* **WHAT YOU NEED TO DO**:
What number of lines in the material contain the word "subtitle"? Give that number alone.

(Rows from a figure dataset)
----
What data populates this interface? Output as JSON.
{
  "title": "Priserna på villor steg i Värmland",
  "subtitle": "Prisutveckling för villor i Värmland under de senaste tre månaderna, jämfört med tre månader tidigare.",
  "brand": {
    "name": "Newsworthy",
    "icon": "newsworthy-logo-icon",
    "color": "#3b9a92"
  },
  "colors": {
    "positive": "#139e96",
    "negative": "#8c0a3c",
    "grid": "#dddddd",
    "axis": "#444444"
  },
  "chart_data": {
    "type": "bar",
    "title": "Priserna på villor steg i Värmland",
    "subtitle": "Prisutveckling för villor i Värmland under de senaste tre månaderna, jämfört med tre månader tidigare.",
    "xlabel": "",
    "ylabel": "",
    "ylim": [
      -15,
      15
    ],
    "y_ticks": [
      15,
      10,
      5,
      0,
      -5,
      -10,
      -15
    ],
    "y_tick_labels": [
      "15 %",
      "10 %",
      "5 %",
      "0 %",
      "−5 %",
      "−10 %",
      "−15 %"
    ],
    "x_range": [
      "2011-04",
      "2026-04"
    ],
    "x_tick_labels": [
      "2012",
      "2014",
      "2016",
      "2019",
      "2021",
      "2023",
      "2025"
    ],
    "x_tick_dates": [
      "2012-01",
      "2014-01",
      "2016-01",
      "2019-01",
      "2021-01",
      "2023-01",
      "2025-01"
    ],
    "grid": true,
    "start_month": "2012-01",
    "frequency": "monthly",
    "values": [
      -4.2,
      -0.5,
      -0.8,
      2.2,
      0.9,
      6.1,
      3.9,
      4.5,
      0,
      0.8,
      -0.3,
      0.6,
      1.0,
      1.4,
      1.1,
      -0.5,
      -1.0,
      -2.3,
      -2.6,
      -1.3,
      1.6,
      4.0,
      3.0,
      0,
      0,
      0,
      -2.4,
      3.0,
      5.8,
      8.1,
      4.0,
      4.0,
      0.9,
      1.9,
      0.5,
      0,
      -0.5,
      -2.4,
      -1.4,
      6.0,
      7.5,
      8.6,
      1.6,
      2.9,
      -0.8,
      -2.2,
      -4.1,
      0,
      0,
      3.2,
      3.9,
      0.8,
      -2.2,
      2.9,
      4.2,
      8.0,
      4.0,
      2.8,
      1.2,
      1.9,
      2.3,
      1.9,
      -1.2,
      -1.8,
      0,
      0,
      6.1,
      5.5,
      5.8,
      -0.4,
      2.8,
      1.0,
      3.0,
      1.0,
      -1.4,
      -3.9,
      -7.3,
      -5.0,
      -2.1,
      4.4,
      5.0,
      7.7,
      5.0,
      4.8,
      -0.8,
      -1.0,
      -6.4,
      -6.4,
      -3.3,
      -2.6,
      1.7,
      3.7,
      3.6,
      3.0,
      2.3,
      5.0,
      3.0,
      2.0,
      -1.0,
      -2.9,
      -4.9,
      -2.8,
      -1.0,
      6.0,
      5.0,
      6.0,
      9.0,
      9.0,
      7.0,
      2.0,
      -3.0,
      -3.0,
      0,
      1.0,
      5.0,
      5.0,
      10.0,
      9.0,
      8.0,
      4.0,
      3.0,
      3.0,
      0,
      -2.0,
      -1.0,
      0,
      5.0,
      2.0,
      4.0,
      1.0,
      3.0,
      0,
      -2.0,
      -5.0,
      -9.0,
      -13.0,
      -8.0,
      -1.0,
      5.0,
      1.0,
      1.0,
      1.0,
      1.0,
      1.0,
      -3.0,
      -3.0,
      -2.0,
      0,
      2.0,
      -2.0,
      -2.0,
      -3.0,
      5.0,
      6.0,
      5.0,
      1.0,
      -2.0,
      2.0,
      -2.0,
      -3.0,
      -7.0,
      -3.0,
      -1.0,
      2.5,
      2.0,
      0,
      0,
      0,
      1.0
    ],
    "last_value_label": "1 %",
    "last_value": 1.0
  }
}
----
* **TASK ANSWER**:
2